#### [Document]
In all cases the Act deals only with residential properties situated in a CA or CMA, so residential properties in most rural areas would not be subject to the restrictions.


The exemptions available under the Act are limited and predominantly aimed at individuals. Temporary foreign residents and refugees who meet certain defined criteria, foreign diplomats, and foreign individuals who purchase property with a spouse or common-law partner who is a Canadian citizen or permanent resident are all exempt from the Act.

The Regulations include a limited exemption for lenders. Specifically, the acquisition of an interest in residential property resulting from the exercise of a security interest by a secured creditor would not constitute a purchase. As such, a non-Canadian secured creditor would not be restricted from exercising any right of foreclosure or power of sale contained in security held on residential property.

#### [Given material]

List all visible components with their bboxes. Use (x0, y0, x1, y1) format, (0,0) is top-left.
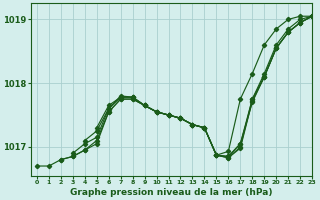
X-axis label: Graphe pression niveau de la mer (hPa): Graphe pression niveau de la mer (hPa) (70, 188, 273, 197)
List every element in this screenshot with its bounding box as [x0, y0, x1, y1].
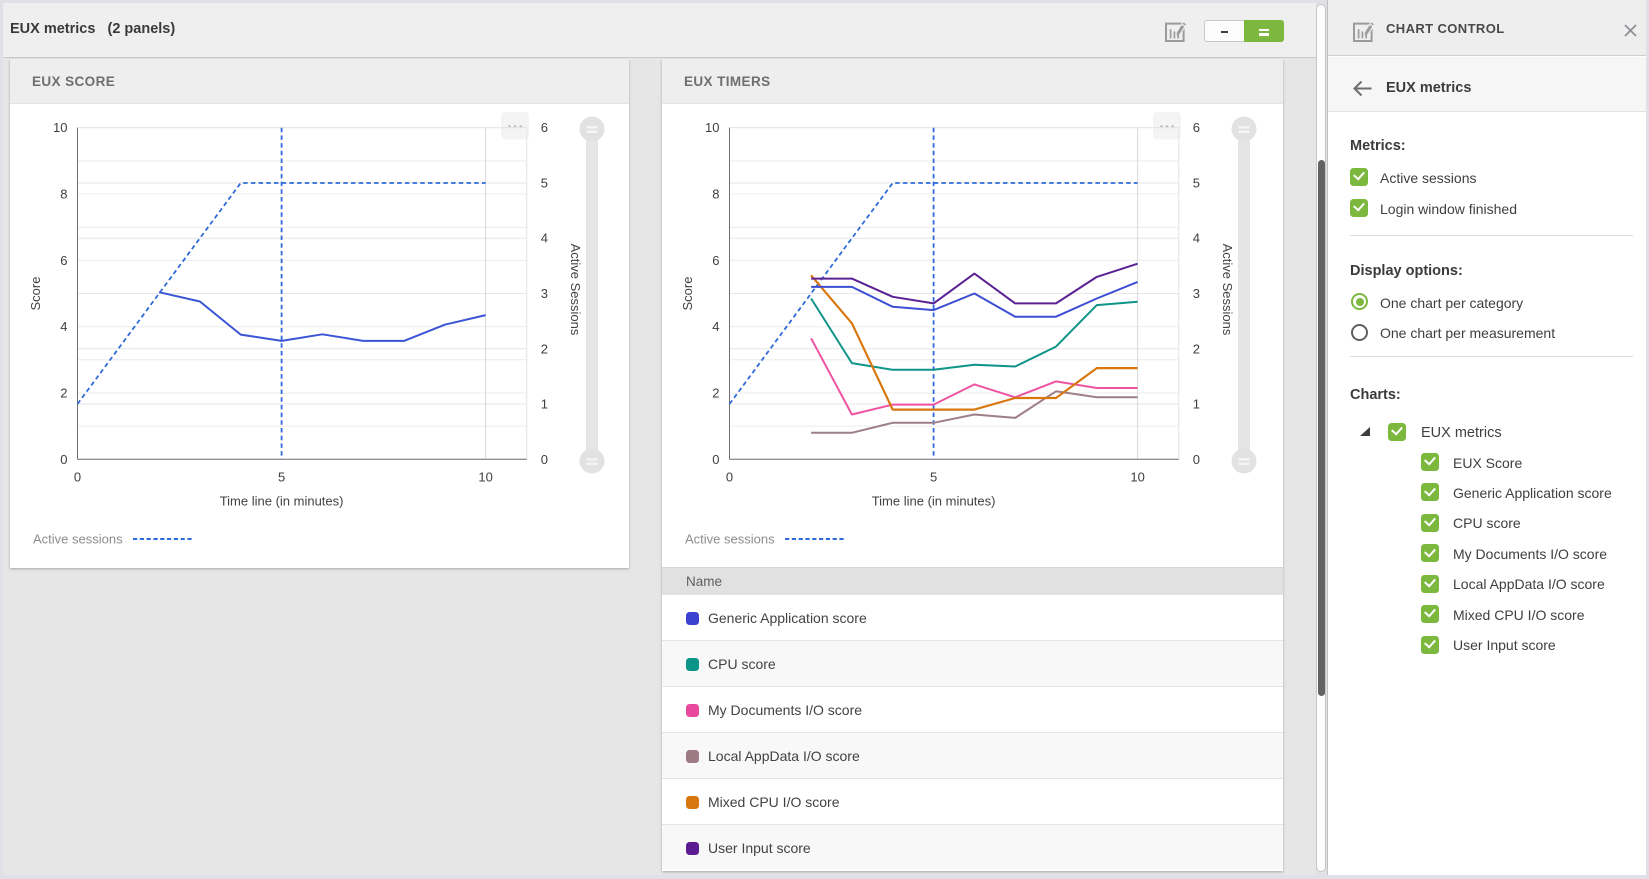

#### [Task to complete]
In the text on the Act's exemptions, where must a residential property be situated for the Act to apply to it?

#### [Answer in full]
In a CA or CMA.